## The problem
Work through the following lines and count those that hold the word "really". Reply with that number only.

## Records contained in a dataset
# # # #
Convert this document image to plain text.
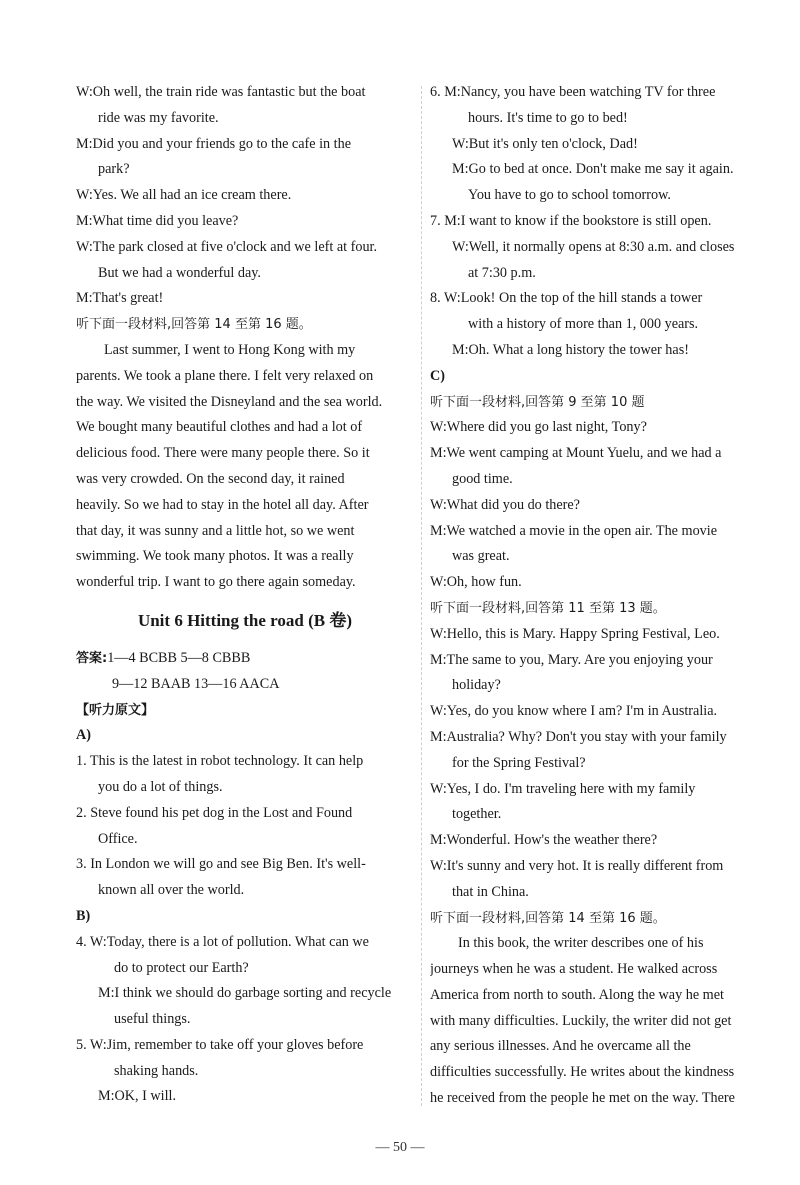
W:Oh well, the train ride was fantastic but the boat
ride was my favorite.
M:Did you and your friends go to the cafe in the
park?
W:Yes. We all had an ice cream there.
M:What time did you leave?
W:The park closed at five o'clock and we left at four.
But we had a wonderful day.
M:That's great!
听下面一段材料,回答第 14 至第 16 题。
Last summer, I went to Hong Kong with my
parents. We took a plane there. I felt very relaxed on
the way. We visited the Disneyland and the sea world.
We bought many beautiful clothes and had a lot of
delicious food. There were many people there. So it
was very crowded. On the second day, it rained
heavily. So we had to stay in the hotel all day. After
that day, it was sunny and a little hot, so we went
swimming. We took many photos. It was a really
wonderful trip. I want to go there again someday.
Unit 6 Hitting the road (B 卷)
答案:1—4 BCBB 5—8 CBBB
9—12 BAAB 13—16 AACA
【听力原文】
A)
1. This is the latest in robot technology. It can help
you do a lot of things.
2. Steve found his pet dog in the Lost and Found
Office.
3. In London we will go and see Big Ben. It's well-
known all over the world.
B)
4. W:Today, there is a lot of pollution. What can we
do to protect our Earth?
M:I think we should do garbage sorting and recycle
useful things.
5. W:Jim, remember to take off your gloves before
shaking hands.
M:OK, I will.
6. M:Nancy, you have been watching TV for three
hours. It's time to go to bed!
W:But it's only ten o'clock, Dad!
M:Go to bed at once. Don't make me say it again.
You have to go to school tomorrow.
7. M:I want to know if the bookstore is still open.
W:Well, it normally opens at 8:30 a.m. and closes
at 7:30 p.m.
8. W:Look! On the top of the hill stands a tower
with a history of more than 1, 000 years.
M:Oh. What a long history the tower has!
C)
听下面一段材料,回答第 9 至第 10 题
W:Where did you go last night, Tony?
M:We went camping at Mount Yuelu, and we had a
good time.
W:What did you do there?
M:We watched a movie in the open air. The movie
was great.
W:Oh, how fun.
听下面一段材料,回答第 11 至第 13 题。
W:Hello, this is Mary. Happy Spring Festival, Leo.
M:The same to you, Mary. Are you enjoying your
holiday?
W:Yes, do you know where I am? I'm in Australia.
M:Australia? Why? Don't you stay with your family
for the Spring Festival?
W:Yes, I do. I'm traveling here with my family
together.
M:Wonderful. How's the weather there?
W:It's sunny and very hot. It is really different from
that in China.
听下面一段材料,回答第 14 至第 16 题。
In this book, the writer describes one of his
journeys when he was a student. He walked across
America from north to south. Along the way he met
with many difficulties. Luckily, the writer did not get
any serious illnesses. And he overcame all the
difficulties successfully. He writes about the kindness
he received from the people he met on the way. There
— 50 —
# # # #
## Full response
2